GIVEN TASK: Scan the entries below and extract each line with the word "this" in it.

INFORMATION SHOWN:
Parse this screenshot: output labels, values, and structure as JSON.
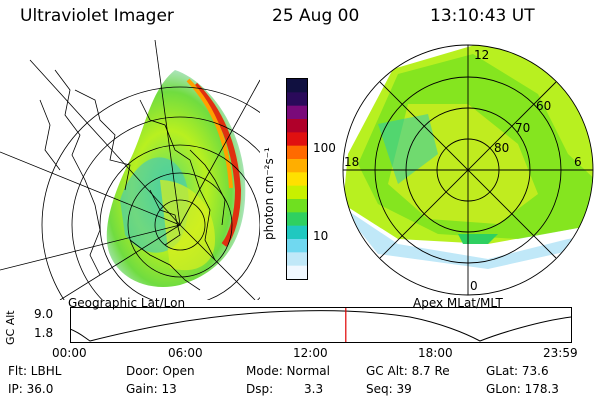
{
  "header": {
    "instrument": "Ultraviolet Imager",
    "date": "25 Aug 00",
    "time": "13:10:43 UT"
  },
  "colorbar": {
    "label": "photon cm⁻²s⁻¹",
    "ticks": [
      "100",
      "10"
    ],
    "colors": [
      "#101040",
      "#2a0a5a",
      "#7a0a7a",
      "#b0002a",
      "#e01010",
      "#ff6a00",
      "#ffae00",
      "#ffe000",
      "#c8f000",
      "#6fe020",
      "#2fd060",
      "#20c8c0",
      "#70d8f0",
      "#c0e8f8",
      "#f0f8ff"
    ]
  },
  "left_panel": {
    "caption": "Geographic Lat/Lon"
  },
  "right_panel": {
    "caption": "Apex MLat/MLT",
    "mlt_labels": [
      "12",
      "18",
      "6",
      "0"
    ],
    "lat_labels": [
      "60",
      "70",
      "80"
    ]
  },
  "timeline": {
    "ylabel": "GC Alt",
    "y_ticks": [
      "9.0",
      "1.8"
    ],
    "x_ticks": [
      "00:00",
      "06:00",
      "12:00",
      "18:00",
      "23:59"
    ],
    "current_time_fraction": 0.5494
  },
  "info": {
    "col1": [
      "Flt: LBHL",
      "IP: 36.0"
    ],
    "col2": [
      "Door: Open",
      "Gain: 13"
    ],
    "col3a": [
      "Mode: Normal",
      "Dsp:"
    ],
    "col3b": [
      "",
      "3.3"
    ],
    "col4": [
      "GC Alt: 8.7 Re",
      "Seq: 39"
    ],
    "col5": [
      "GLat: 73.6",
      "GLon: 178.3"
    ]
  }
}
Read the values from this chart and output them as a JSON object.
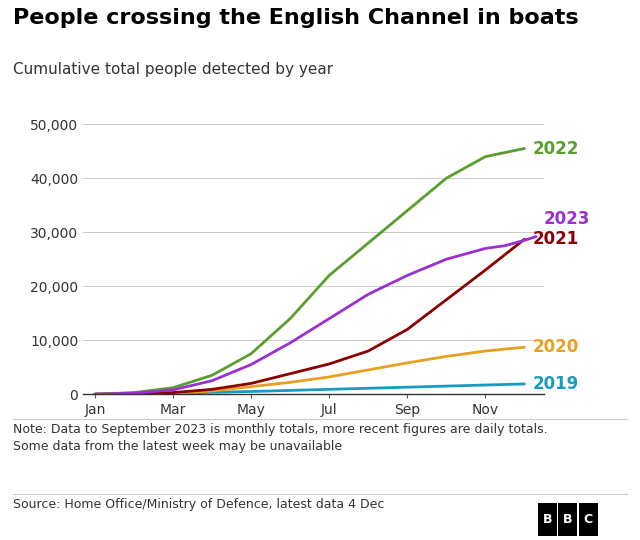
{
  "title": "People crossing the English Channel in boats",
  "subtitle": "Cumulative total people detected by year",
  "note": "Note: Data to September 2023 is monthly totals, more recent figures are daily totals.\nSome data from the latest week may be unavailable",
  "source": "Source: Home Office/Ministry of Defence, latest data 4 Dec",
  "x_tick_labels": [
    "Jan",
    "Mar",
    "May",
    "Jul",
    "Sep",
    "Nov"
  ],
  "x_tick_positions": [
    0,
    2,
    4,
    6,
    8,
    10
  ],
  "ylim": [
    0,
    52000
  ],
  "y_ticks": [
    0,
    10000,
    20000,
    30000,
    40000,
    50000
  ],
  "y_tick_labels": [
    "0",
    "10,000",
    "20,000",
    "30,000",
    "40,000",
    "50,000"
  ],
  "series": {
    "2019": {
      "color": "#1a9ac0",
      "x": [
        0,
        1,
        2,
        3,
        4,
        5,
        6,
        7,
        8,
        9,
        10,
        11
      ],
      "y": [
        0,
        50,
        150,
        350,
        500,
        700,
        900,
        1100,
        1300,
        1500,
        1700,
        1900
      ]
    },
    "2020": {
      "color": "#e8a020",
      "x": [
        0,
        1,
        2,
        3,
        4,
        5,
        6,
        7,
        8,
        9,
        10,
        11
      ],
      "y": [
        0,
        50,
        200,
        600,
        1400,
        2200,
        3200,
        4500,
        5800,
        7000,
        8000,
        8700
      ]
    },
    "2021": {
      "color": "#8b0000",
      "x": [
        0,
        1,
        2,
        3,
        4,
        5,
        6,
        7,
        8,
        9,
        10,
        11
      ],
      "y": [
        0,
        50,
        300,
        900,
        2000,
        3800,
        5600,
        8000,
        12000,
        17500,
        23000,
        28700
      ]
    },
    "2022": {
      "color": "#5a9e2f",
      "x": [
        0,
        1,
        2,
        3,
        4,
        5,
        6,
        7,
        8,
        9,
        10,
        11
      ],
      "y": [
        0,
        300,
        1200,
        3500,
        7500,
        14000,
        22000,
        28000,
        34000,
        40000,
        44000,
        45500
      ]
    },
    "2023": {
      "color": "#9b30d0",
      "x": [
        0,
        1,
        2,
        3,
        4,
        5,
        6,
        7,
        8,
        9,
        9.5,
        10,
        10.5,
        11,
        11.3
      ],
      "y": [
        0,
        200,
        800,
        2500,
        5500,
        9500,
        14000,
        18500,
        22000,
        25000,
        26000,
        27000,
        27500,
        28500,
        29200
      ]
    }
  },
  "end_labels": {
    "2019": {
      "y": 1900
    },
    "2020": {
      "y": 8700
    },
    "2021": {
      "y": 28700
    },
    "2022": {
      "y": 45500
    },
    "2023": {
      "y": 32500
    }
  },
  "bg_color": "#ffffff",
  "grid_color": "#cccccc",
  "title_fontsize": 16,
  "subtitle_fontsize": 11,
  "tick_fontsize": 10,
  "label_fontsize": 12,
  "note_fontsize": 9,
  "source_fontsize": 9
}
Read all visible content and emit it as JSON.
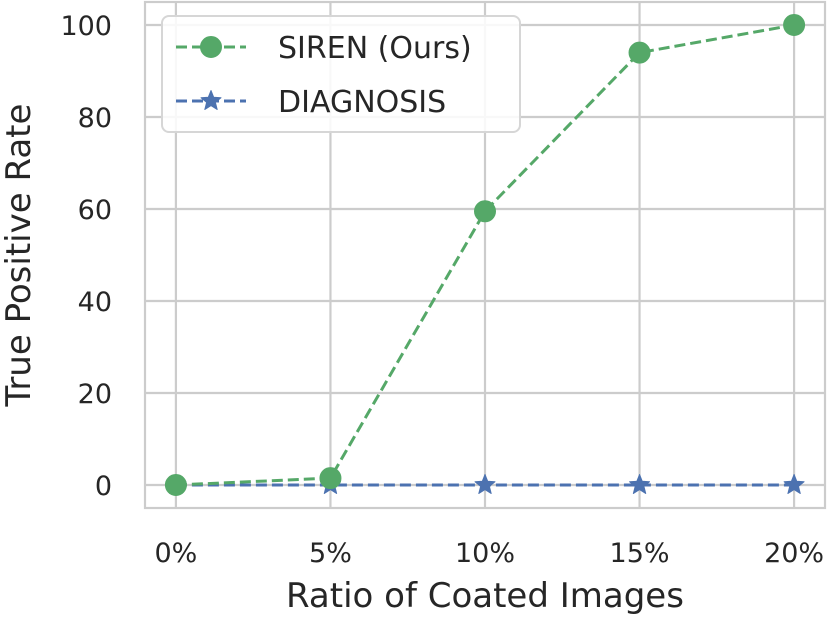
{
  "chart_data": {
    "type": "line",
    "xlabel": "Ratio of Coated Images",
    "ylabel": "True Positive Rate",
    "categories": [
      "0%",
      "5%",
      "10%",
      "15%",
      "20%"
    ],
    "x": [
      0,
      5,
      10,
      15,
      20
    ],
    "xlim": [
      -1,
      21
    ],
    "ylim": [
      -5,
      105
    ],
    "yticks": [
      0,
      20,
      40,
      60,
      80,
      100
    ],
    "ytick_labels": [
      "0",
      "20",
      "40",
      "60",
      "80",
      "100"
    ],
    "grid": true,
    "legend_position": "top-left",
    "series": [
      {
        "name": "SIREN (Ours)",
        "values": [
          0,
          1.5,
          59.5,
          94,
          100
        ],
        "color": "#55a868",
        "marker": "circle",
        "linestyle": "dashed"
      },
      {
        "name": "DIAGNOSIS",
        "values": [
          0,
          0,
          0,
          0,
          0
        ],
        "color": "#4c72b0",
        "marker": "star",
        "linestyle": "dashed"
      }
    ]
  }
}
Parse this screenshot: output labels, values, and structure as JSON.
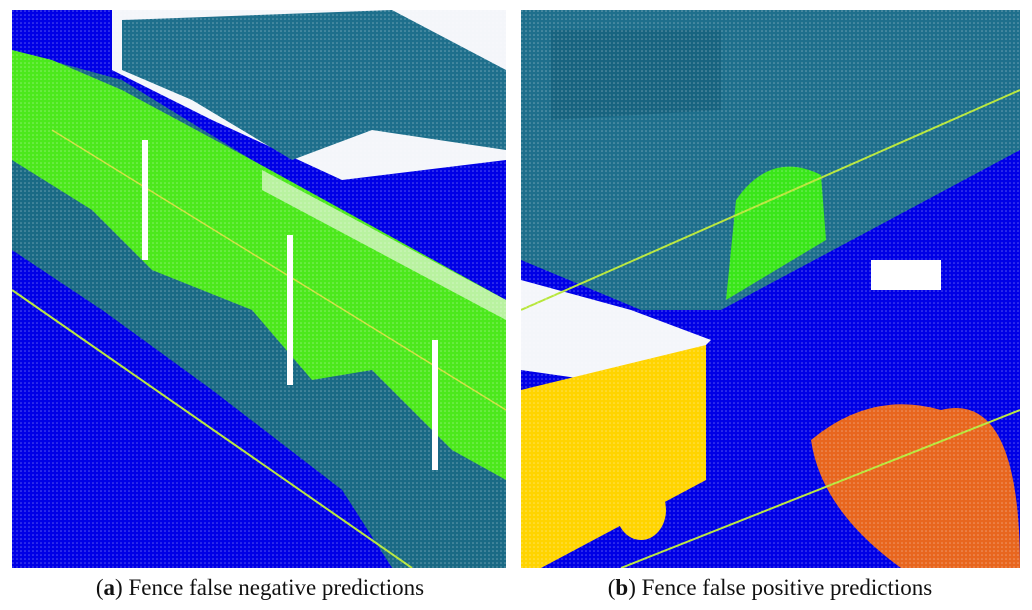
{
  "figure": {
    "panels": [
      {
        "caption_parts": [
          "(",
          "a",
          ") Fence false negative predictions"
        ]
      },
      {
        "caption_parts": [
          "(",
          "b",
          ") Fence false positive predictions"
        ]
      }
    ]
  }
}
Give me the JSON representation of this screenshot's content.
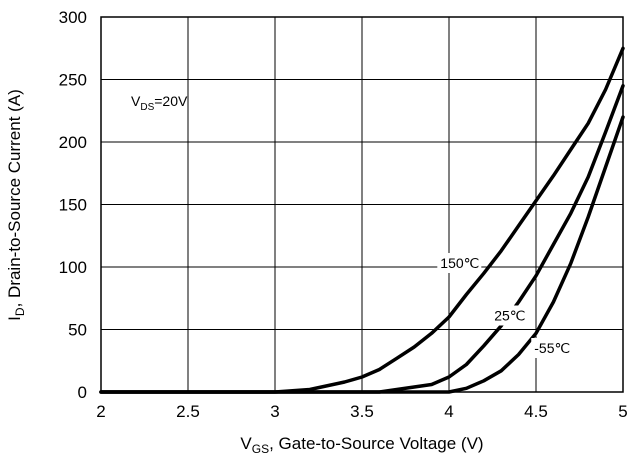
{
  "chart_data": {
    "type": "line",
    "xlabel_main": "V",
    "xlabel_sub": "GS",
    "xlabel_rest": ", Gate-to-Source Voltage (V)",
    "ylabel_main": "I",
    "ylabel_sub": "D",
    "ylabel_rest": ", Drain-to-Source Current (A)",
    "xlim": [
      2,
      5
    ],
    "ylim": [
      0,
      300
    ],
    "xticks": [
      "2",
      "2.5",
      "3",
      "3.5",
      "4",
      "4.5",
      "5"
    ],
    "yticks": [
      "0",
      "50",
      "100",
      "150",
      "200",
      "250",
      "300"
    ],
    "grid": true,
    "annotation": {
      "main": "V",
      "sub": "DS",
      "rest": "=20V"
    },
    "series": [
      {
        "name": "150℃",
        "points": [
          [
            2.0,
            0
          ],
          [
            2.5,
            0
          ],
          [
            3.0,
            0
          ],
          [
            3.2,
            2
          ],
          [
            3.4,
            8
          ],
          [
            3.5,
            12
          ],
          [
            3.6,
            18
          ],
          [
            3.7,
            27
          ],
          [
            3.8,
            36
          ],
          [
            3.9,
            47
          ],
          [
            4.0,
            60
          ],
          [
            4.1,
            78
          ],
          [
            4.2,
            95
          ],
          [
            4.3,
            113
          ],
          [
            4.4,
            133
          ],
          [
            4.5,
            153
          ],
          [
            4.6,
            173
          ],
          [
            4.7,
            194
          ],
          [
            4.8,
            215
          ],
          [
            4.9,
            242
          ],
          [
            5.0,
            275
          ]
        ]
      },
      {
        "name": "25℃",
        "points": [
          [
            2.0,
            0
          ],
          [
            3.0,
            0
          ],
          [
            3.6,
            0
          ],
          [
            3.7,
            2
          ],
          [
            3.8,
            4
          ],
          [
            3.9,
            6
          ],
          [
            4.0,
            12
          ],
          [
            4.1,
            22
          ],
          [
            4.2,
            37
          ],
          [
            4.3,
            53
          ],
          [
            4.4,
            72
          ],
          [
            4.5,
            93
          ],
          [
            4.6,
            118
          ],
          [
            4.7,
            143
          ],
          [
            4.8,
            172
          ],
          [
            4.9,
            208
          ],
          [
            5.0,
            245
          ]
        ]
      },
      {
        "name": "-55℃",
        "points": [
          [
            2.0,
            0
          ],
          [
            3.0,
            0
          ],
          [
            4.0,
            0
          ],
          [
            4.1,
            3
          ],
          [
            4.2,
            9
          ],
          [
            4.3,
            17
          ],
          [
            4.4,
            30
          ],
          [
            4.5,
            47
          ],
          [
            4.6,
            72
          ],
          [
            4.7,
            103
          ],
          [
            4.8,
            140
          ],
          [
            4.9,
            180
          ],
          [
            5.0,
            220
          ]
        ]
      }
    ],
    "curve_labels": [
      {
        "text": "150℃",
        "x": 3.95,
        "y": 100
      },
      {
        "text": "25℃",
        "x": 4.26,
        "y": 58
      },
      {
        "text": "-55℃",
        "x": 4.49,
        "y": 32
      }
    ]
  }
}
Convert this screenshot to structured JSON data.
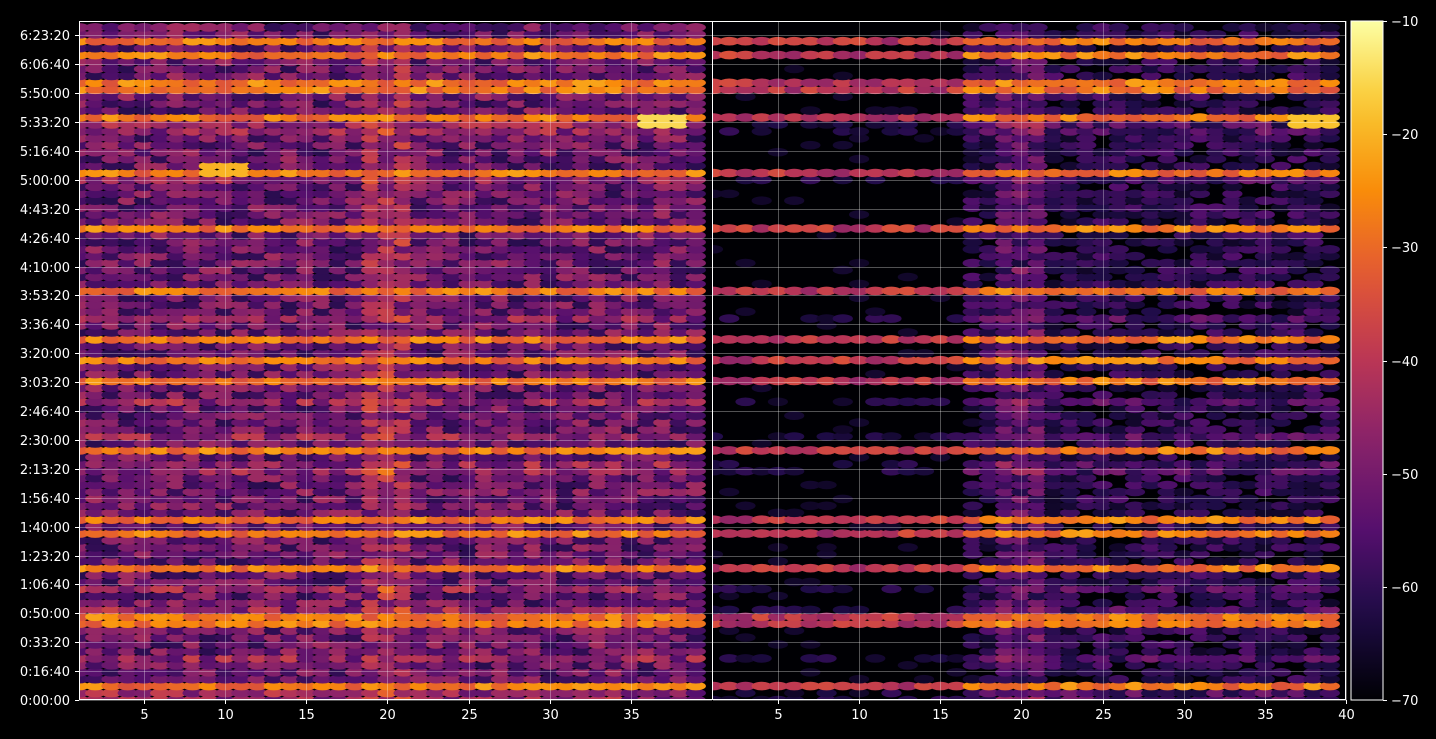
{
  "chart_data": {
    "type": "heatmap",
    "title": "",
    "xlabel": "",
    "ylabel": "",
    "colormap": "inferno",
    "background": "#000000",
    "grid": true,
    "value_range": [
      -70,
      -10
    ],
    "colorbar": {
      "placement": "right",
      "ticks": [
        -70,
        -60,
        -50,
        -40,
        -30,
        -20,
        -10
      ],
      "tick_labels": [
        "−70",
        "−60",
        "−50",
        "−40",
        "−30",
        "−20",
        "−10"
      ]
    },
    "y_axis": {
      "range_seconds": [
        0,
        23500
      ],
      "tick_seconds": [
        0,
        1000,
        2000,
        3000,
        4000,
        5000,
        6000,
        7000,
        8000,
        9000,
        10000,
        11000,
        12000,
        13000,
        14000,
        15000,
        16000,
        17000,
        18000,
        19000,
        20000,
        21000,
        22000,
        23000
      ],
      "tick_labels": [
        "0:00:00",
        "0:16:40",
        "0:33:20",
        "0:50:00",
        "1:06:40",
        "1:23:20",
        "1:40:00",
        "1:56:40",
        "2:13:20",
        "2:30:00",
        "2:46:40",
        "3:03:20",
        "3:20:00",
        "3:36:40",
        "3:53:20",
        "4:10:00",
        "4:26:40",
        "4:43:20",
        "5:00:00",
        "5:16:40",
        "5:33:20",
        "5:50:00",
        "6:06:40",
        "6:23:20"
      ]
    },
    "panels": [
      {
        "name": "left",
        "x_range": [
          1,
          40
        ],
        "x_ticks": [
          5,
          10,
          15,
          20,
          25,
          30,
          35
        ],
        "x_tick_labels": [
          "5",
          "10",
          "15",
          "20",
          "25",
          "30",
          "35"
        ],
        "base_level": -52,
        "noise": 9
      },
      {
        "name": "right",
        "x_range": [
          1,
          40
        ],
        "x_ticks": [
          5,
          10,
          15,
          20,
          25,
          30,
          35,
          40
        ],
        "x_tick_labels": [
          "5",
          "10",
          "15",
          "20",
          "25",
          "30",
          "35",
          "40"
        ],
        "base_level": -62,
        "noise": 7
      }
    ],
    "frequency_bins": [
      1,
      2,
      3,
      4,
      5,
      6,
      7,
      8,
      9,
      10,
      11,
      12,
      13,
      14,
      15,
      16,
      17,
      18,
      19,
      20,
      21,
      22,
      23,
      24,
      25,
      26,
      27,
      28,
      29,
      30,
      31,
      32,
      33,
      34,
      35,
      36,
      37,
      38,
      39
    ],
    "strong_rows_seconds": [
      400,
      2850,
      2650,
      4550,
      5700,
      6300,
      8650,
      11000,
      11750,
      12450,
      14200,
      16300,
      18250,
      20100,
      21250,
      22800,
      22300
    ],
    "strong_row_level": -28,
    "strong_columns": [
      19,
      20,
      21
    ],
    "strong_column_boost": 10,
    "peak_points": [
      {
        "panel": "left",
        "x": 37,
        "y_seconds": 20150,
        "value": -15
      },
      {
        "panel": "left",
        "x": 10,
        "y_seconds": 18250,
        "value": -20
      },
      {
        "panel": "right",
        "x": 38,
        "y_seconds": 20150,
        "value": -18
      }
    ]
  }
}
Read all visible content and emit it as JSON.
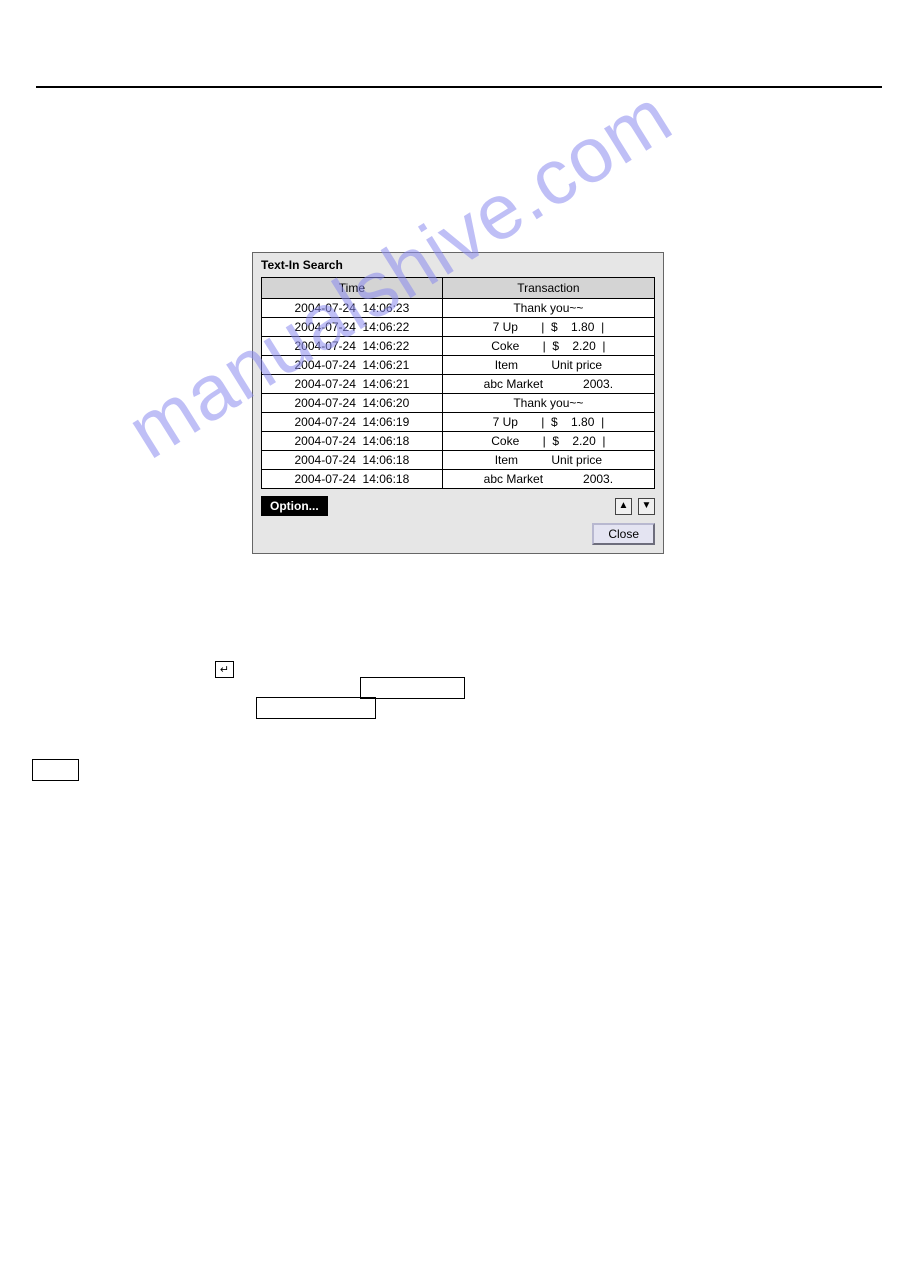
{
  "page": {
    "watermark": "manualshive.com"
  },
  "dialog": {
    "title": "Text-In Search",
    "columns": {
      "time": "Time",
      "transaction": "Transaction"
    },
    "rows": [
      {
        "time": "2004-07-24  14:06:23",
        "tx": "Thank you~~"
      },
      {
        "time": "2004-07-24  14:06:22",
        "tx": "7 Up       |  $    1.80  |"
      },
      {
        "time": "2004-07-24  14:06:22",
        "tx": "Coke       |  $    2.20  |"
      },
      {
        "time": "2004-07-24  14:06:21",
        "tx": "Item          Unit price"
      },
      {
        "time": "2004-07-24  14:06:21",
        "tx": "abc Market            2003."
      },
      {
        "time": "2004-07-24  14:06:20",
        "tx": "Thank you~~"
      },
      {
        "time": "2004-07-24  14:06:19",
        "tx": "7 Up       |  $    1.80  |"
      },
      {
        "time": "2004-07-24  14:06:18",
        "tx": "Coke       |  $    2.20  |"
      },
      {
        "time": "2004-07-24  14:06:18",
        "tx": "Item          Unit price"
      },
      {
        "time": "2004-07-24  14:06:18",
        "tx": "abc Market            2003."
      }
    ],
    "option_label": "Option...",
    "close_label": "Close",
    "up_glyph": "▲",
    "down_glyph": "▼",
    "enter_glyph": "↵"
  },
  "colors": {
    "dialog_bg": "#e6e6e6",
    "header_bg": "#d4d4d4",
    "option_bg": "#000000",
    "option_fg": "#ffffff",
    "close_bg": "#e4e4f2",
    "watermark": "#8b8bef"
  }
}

REPLY:
Parse this screenshot: output labels, values, and structure as JSON.
Read the values from this chart and output them as a JSON object.
Parse this screenshot: output labels, values, and structure as JSON.
Give me the JSON representation of this screenshot's content.
Convert this screenshot to structured JSON data.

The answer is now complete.